— EXERCISE TASK —
Output each entry below as it stands, leaving out every picture.

#####

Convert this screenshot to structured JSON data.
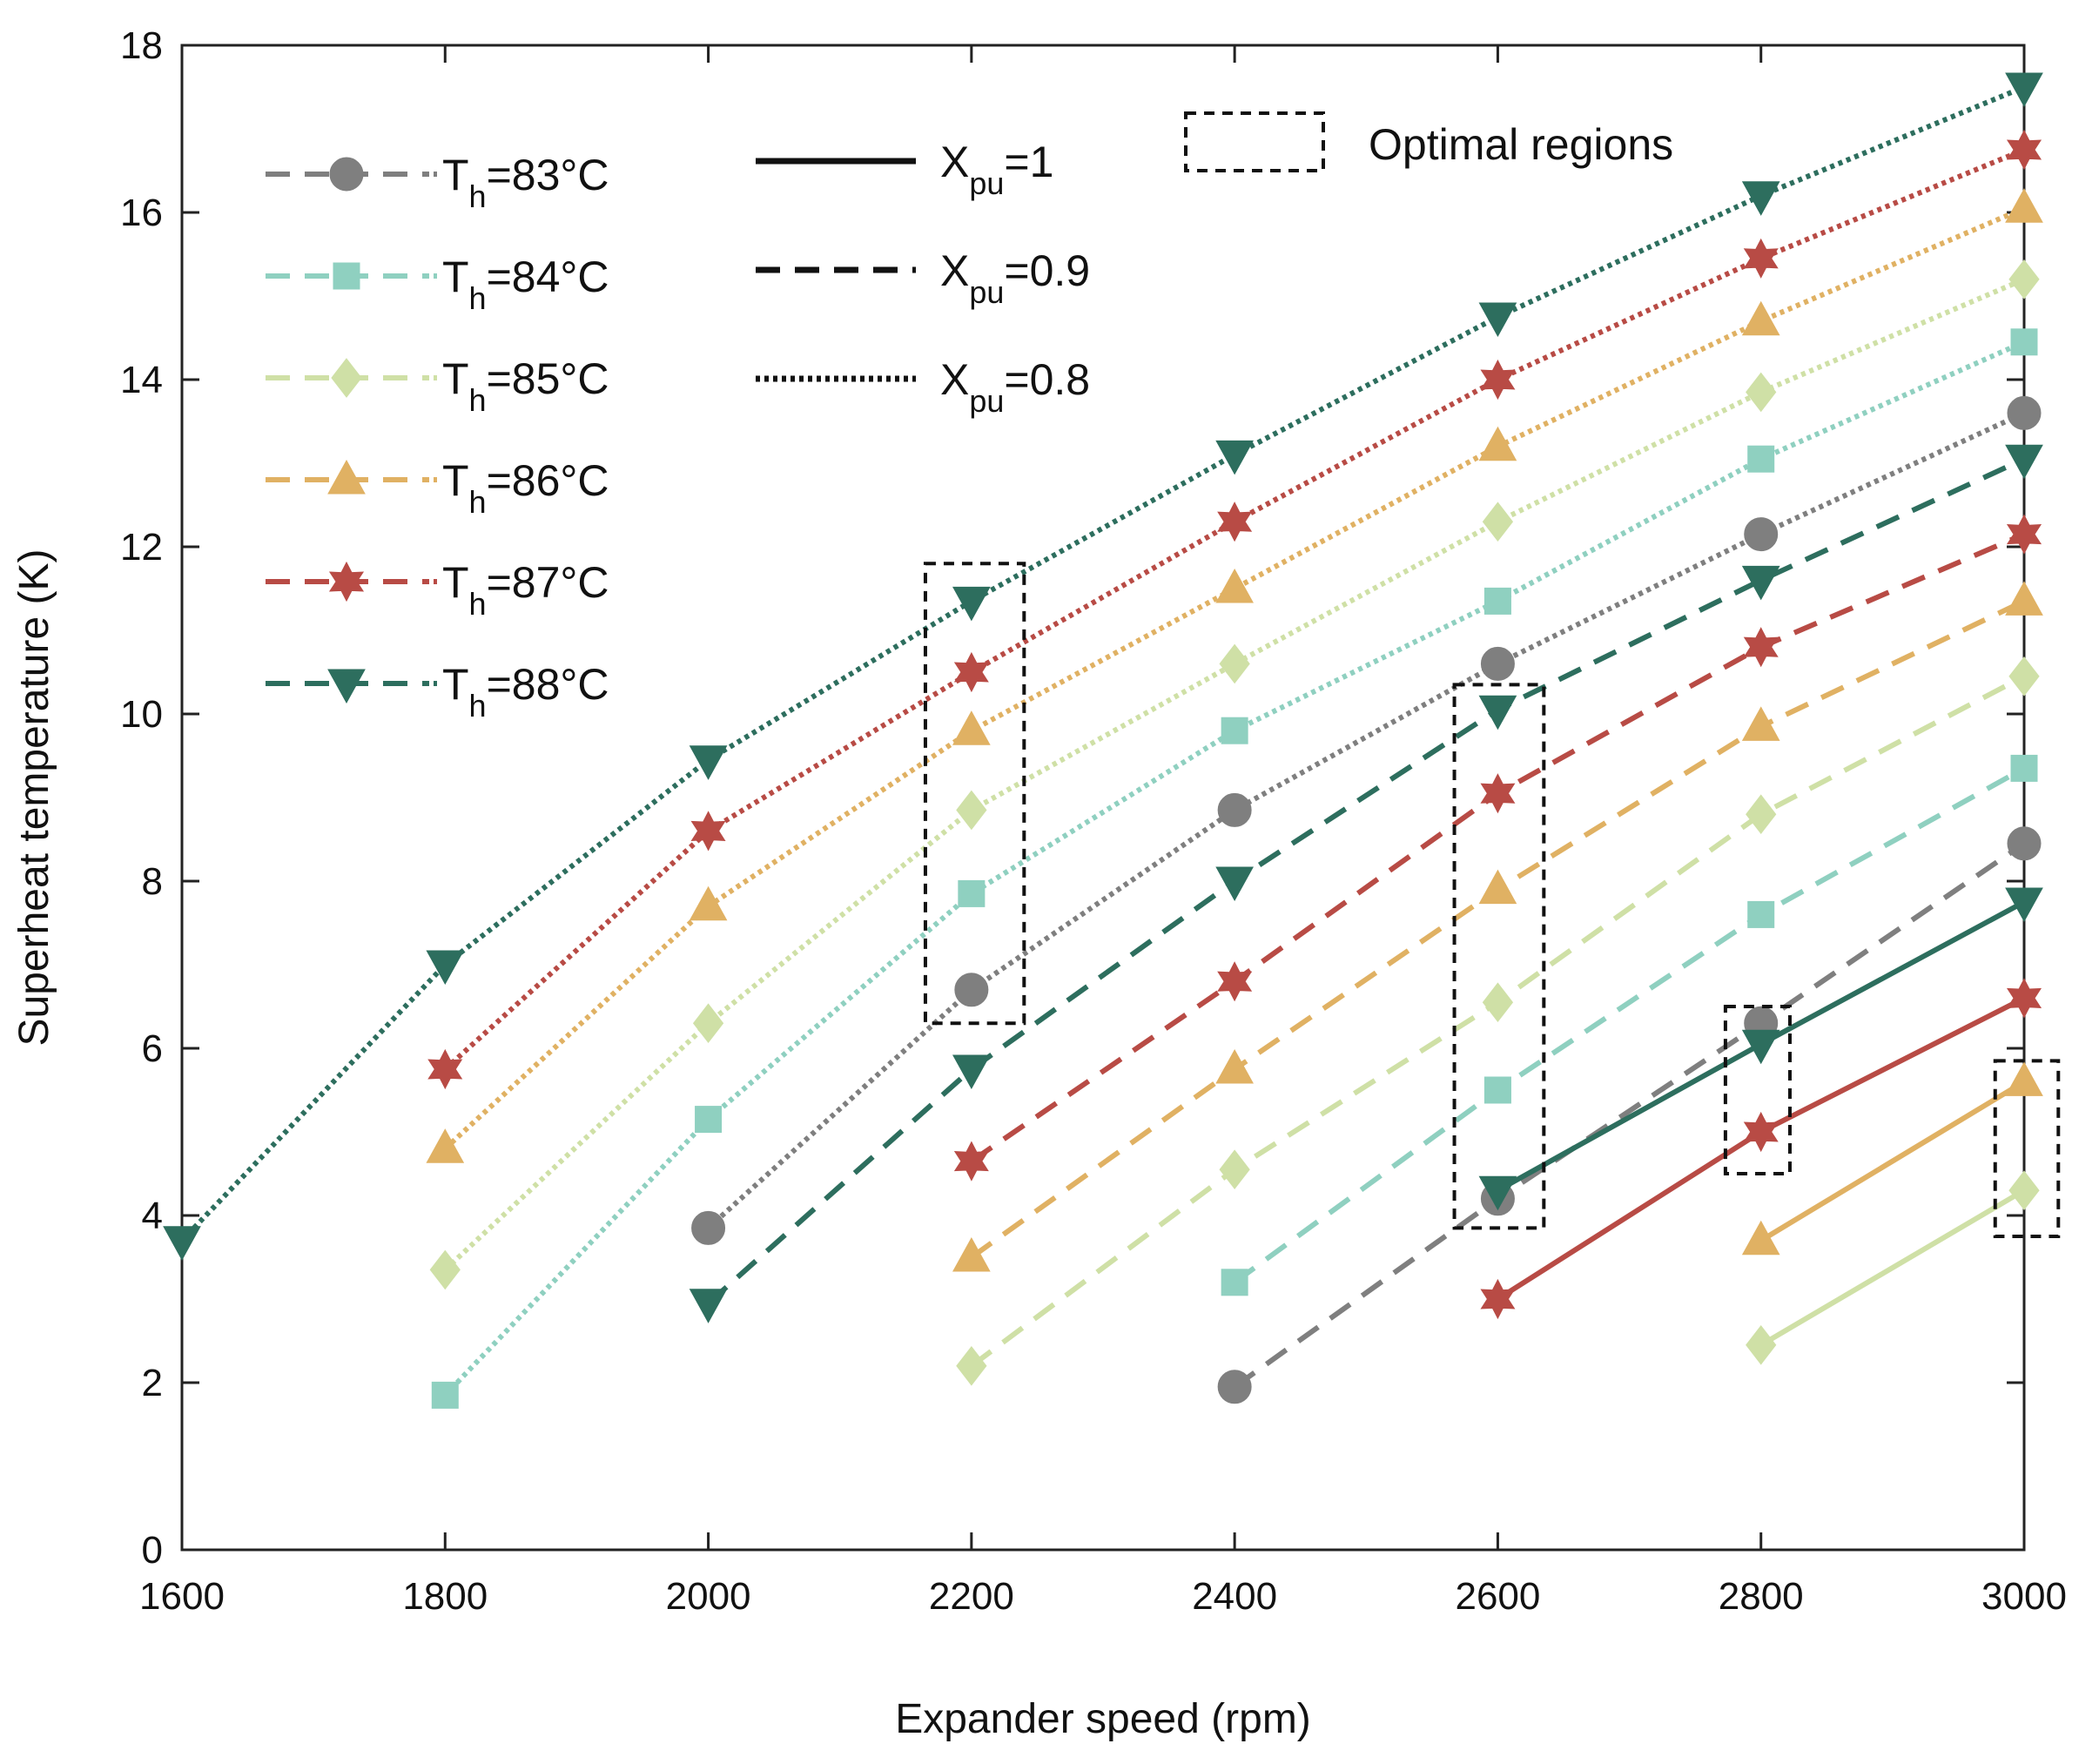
{
  "chart_data": {
    "type": "line",
    "title": "",
    "xlabel": "Expander speed (rpm)",
    "ylabel": "Superheat temperature (K)",
    "xlim": [
      1600,
      3000
    ],
    "ylim": [
      0,
      18
    ],
    "xticks": [
      1600,
      1800,
      2000,
      2200,
      2400,
      2600,
      2800,
      3000
    ],
    "yticks": [
      0,
      2,
      4,
      6,
      8,
      10,
      12,
      14,
      16,
      18
    ],
    "colors": {
      "83": "#7f7f7f",
      "84": "#8fd0c0",
      "85": "#cfe0a6",
      "86": "#e0b163",
      "87": "#b84b45",
      "88": "#2d6e5e"
    },
    "markers": {
      "83": "circle",
      "84": "square",
      "85": "diamond",
      "86": "triangle-up",
      "87": "hexagram",
      "88": "triangle-down"
    },
    "series": [
      {
        "name": "Th=83°C, Xpu=0.8",
        "th": "83",
        "style": "dotted",
        "x": [
          2000,
          2200,
          2400,
          2600,
          2800,
          3000
        ],
        "y": [
          3.85,
          6.7,
          8.85,
          10.6,
          12.15,
          13.6
        ]
      },
      {
        "name": "Th=84°C, Xpu=0.8",
        "th": "84",
        "style": "dotted",
        "x": [
          1800,
          2000,
          2200,
          2400,
          2600,
          2800,
          3000
        ],
        "y": [
          1.85,
          5.15,
          7.85,
          9.8,
          11.35,
          13.05,
          14.45
        ]
      },
      {
        "name": "Th=85°C, Xpu=0.8",
        "th": "85",
        "style": "dotted",
        "x": [
          1800,
          2000,
          2200,
          2400,
          2600,
          2800,
          3000
        ],
        "y": [
          3.35,
          6.3,
          8.85,
          10.6,
          12.3,
          13.85,
          15.2
        ]
      },
      {
        "name": "Th=86°C, Xpu=0.8",
        "th": "86",
        "style": "dotted",
        "x": [
          1800,
          2000,
          2200,
          2400,
          2600,
          2800,
          3000
        ],
        "y": [
          4.8,
          7.7,
          9.8,
          11.5,
          13.2,
          14.7,
          16.05
        ]
      },
      {
        "name": "Th=87°C, Xpu=0.8",
        "th": "87",
        "style": "dotted",
        "x": [
          1800,
          2000,
          2200,
          2400,
          2600,
          2800,
          3000
        ],
        "y": [
          5.75,
          8.6,
          10.5,
          12.3,
          14.0,
          15.45,
          16.75
        ]
      },
      {
        "name": "Th=88°C, Xpu=0.8",
        "th": "88",
        "style": "dotted",
        "x": [
          1600,
          1800,
          2000,
          2200,
          2400,
          2600,
          2800,
          3000
        ],
        "y": [
          3.7,
          7.0,
          9.45,
          11.35,
          13.1,
          14.75,
          16.2,
          17.5
        ]
      },
      {
        "name": "Th=83°C, Xpu=0.9",
        "th": "83",
        "style": "dashed",
        "x": [
          2400,
          2600,
          2800,
          3000
        ],
        "y": [
          1.95,
          4.2,
          6.3,
          8.45
        ]
      },
      {
        "name": "Th=84°C, Xpu=0.9",
        "th": "84",
        "style": "dashed",
        "x": [
          2400,
          2600,
          2800,
          3000
        ],
        "y": [
          3.2,
          5.5,
          7.6,
          9.35
        ]
      },
      {
        "name": "Th=85°C, Xpu=0.9",
        "th": "85",
        "style": "dashed",
        "x": [
          2200,
          2400,
          2600,
          2800,
          3000
        ],
        "y": [
          2.2,
          4.55,
          6.55,
          8.8,
          10.45
        ]
      },
      {
        "name": "Th=86°C, Xpu=0.9",
        "th": "86",
        "style": "dashed",
        "x": [
          2200,
          2400,
          2600,
          2800,
          3000
        ],
        "y": [
          3.5,
          5.75,
          7.9,
          9.85,
          11.35
        ]
      },
      {
        "name": "Th=87°C, Xpu=0.9",
        "th": "87",
        "style": "dashed",
        "x": [
          2200,
          2400,
          2600,
          2800,
          3000
        ],
        "y": [
          4.65,
          6.8,
          9.05,
          10.8,
          12.15
        ]
      },
      {
        "name": "Th=88°C, Xpu=0.9",
        "th": "88",
        "style": "dashed",
        "x": [
          2000,
          2200,
          2400,
          2600,
          2800,
          3000
        ],
        "y": [
          2.95,
          5.75,
          8.0,
          10.05,
          11.6,
          13.05
        ]
      },
      {
        "name": "Th=85°C, Xpu=1",
        "th": "85",
        "style": "solid",
        "x": [
          2800,
          3000
        ],
        "y": [
          2.45,
          4.3
        ]
      },
      {
        "name": "Th=86°C, Xpu=1",
        "th": "86",
        "style": "solid",
        "x": [
          2800,
          3000
        ],
        "y": [
          3.7,
          5.6
        ]
      },
      {
        "name": "Th=87°C, Xpu=1",
        "th": "87",
        "style": "solid",
        "x": [
          2600,
          2800,
          3000
        ],
        "y": [
          3.0,
          5.0,
          6.6
        ]
      },
      {
        "name": "Th=88°C, Xpu=1",
        "th": "88",
        "style": "solid",
        "x": [
          2600,
          2800,
          3000
        ],
        "y": [
          4.3,
          6.05,
          7.75
        ]
      }
    ],
    "optimal_regions": [
      {
        "x": [
          2165,
          2240
        ],
        "y": [
          6.3,
          11.8
        ]
      },
      {
        "x": [
          2567,
          2635
        ],
        "y": [
          3.85,
          10.35
        ]
      },
      {
        "x": [
          2773,
          2822
        ],
        "y": [
          4.5,
          6.5
        ]
      },
      {
        "x": [
          2978,
          3026
        ],
        "y": [
          3.75,
          5.85
        ]
      }
    ],
    "legend": {
      "th_entries": [
        {
          "key": "83",
          "main": "T",
          "sub": "h",
          "rest": "=83°C"
        },
        {
          "key": "84",
          "main": "T",
          "sub": "h",
          "rest": "=84°C"
        },
        {
          "key": "85",
          "main": "T",
          "sub": "h",
          "rest": "=85°C"
        },
        {
          "key": "86",
          "main": "T",
          "sub": "h",
          "rest": "=86°C"
        },
        {
          "key": "87",
          "main": "T",
          "sub": "h",
          "rest": "=87°C"
        },
        {
          "key": "88",
          "main": "T",
          "sub": "h",
          "rest": "=88°C"
        }
      ],
      "xpu_entries": [
        {
          "style": "solid",
          "main": "X",
          "sub": "pu",
          "rest": "=1"
        },
        {
          "style": "dashed",
          "main": "X",
          "sub": "pu",
          "rest": "=0.9"
        },
        {
          "style": "dotted",
          "main": "X",
          "sub": "pu",
          "rest": "=0.8"
        }
      ],
      "region_label": "Optimal regions",
      "placement": "top"
    }
  }
}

#####

— WRITTEN SOLUTION —
Convert this screenshot to structured JSON data.
{
  "chart_data": {
    "type": "line",
    "title": "",
    "xlabel": "Expander speed (rpm)",
    "ylabel": "Superheat temperature (K)",
    "xlim": [
      1600,
      3000
    ],
    "ylim": [
      0,
      18
    ],
    "xticks": [
      1600,
      1800,
      2000,
      2200,
      2400,
      2600,
      2800,
      3000
    ],
    "yticks": [
      0,
      2,
      4,
      6,
      8,
      10,
      12,
      14,
      16,
      18
    ],
    "colors": {
      "83": "#7f7f7f",
      "84": "#8fd0c0",
      "85": "#cfe0a6",
      "86": "#e0b163",
      "87": "#b84b45",
      "88": "#2d6e5e"
    },
    "markers": {
      "83": "circle",
      "84": "square",
      "85": "diamond",
      "86": "triangle-up",
      "87": "hexagram",
      "88": "triangle-down"
    },
    "series": [
      {
        "name": "Th=83°C, Xpu=0.8",
        "th": "83",
        "style": "dotted",
        "x": [
          2000,
          2200,
          2400,
          2600,
          2800,
          3000
        ],
        "y": [
          3.85,
          6.7,
          8.85,
          10.6,
          12.15,
          13.6
        ]
      },
      {
        "name": "Th=84°C, Xpu=0.8",
        "th": "84",
        "style": "dotted",
        "x": [
          1800,
          2000,
          2200,
          2400,
          2600,
          2800,
          3000
        ],
        "y": [
          1.85,
          5.15,
          7.85,
          9.8,
          11.35,
          13.05,
          14.45
        ]
      },
      {
        "name": "Th=85°C, Xpu=0.8",
        "th": "85",
        "style": "dotted",
        "x": [
          1800,
          2000,
          2200,
          2400,
          2600,
          2800,
          3000
        ],
        "y": [
          3.35,
          6.3,
          8.85,
          10.6,
          12.3,
          13.85,
          15.2
        ]
      },
      {
        "name": "Th=86°C, Xpu=0.8",
        "th": "86",
        "style": "dotted",
        "x": [
          1800,
          2000,
          2200,
          2400,
          2600,
          2800,
          3000
        ],
        "y": [
          4.8,
          7.7,
          9.8,
          11.5,
          13.2,
          14.7,
          16.05
        ]
      },
      {
        "name": "Th=87°C, Xpu=0.8",
        "th": "87",
        "style": "dotted",
        "x": [
          1800,
          2000,
          2200,
          2400,
          2600,
          2800,
          3000
        ],
        "y": [
          5.75,
          8.6,
          10.5,
          12.3,
          14.0,
          15.45,
          16.75
        ]
      },
      {
        "name": "Th=88°C, Xpu=0.8",
        "th": "88",
        "style": "dotted",
        "x": [
          1600,
          1800,
          2000,
          2200,
          2400,
          2600,
          2800,
          3000
        ],
        "y": [
          3.7,
          7.0,
          9.45,
          11.35,
          13.1,
          14.75,
          16.2,
          17.5
        ]
      },
      {
        "name": "Th=83°C, Xpu=0.9",
        "th": "83",
        "style": "dashed",
        "x": [
          2400,
          2600,
          2800,
          3000
        ],
        "y": [
          1.95,
          4.2,
          6.3,
          8.45
        ]
      },
      {
        "name": "Th=84°C, Xpu=0.9",
        "th": "84",
        "style": "dashed",
        "x": [
          2400,
          2600,
          2800,
          3000
        ],
        "y": [
          3.2,
          5.5,
          7.6,
          9.35
        ]
      },
      {
        "name": "Th=85°C, Xpu=0.9",
        "th": "85",
        "style": "dashed",
        "x": [
          2200,
          2400,
          2600,
          2800,
          3000
        ],
        "y": [
          2.2,
          4.55,
          6.55,
          8.8,
          10.45
        ]
      },
      {
        "name": "Th=86°C, Xpu=0.9",
        "th": "86",
        "style": "dashed",
        "x": [
          2200,
          2400,
          2600,
          2800,
          3000
        ],
        "y": [
          3.5,
          5.75,
          7.9,
          9.85,
          11.35
        ]
      },
      {
        "name": "Th=87°C, Xpu=0.9",
        "th": "87",
        "style": "dashed",
        "x": [
          2200,
          2400,
          2600,
          2800,
          3000
        ],
        "y": [
          4.65,
          6.8,
          9.05,
          10.8,
          12.15
        ]
      },
      {
        "name": "Th=88°C, Xpu=0.9",
        "th": "88",
        "style": "dashed",
        "x": [
          2000,
          2200,
          2400,
          2600,
          2800,
          3000
        ],
        "y": [
          2.95,
          5.75,
          8.0,
          10.05,
          11.6,
          13.05
        ]
      },
      {
        "name": "Th=85°C, Xpu=1",
        "th": "85",
        "style": "solid",
        "x": [
          2800,
          3000
        ],
        "y": [
          2.45,
          4.3
        ]
      },
      {
        "name": "Th=86°C, Xpu=1",
        "th": "86",
        "style": "solid",
        "x": [
          2800,
          3000
        ],
        "y": [
          3.7,
          5.6
        ]
      },
      {
        "name": "Th=87°C, Xpu=1",
        "th": "87",
        "style": "solid",
        "x": [
          2600,
          2800,
          3000
        ],
        "y": [
          3.0,
          5.0,
          6.6
        ]
      },
      {
        "name": "Th=88°C, Xpu=1",
        "th": "88",
        "style": "solid",
        "x": [
          2600,
          2800,
          3000
        ],
        "y": [
          4.3,
          6.05,
          7.75
        ]
      }
    ],
    "optimal_regions": [
      {
        "x": [
          2165,
          2240
        ],
        "y": [
          6.3,
          11.8
        ]
      },
      {
        "x": [
          2567,
          2635
        ],
        "y": [
          3.85,
          10.35
        ]
      },
      {
        "x": [
          2773,
          2822
        ],
        "y": [
          4.5,
          6.5
        ]
      },
      {
        "x": [
          2978,
          3026
        ],
        "y": [
          3.75,
          5.85
        ]
      }
    ],
    "legend": {
      "th_entries": [
        {
          "key": "83",
          "main": "T",
          "sub": "h",
          "rest": "=83°C"
        },
        {
          "key": "84",
          "main": "T",
          "sub": "h",
          "rest": "=84°C"
        },
        {
          "key": "85",
          "main": "T",
          "sub": "h",
          "rest": "=85°C"
        },
        {
          "key": "86",
          "main": "T",
          "sub": "h",
          "rest": "=86°C"
        },
        {
          "key": "87",
          "main": "T",
          "sub": "h",
          "rest": "=87°C"
        },
        {
          "key": "88",
          "main": "T",
          "sub": "h",
          "rest": "=88°C"
        }
      ],
      "xpu_entries": [
        {
          "style": "solid",
          "main": "X",
          "sub": "pu",
          "rest": "=1"
        },
        {
          "style": "dashed",
          "main": "X",
          "sub": "pu",
          "rest": "=0.9"
        },
        {
          "style": "dotted",
          "main": "X",
          "sub": "pu",
          "rest": "=0.8"
        }
      ],
      "region_label": "Optimal regions",
      "placement": "top"
    }
  }
}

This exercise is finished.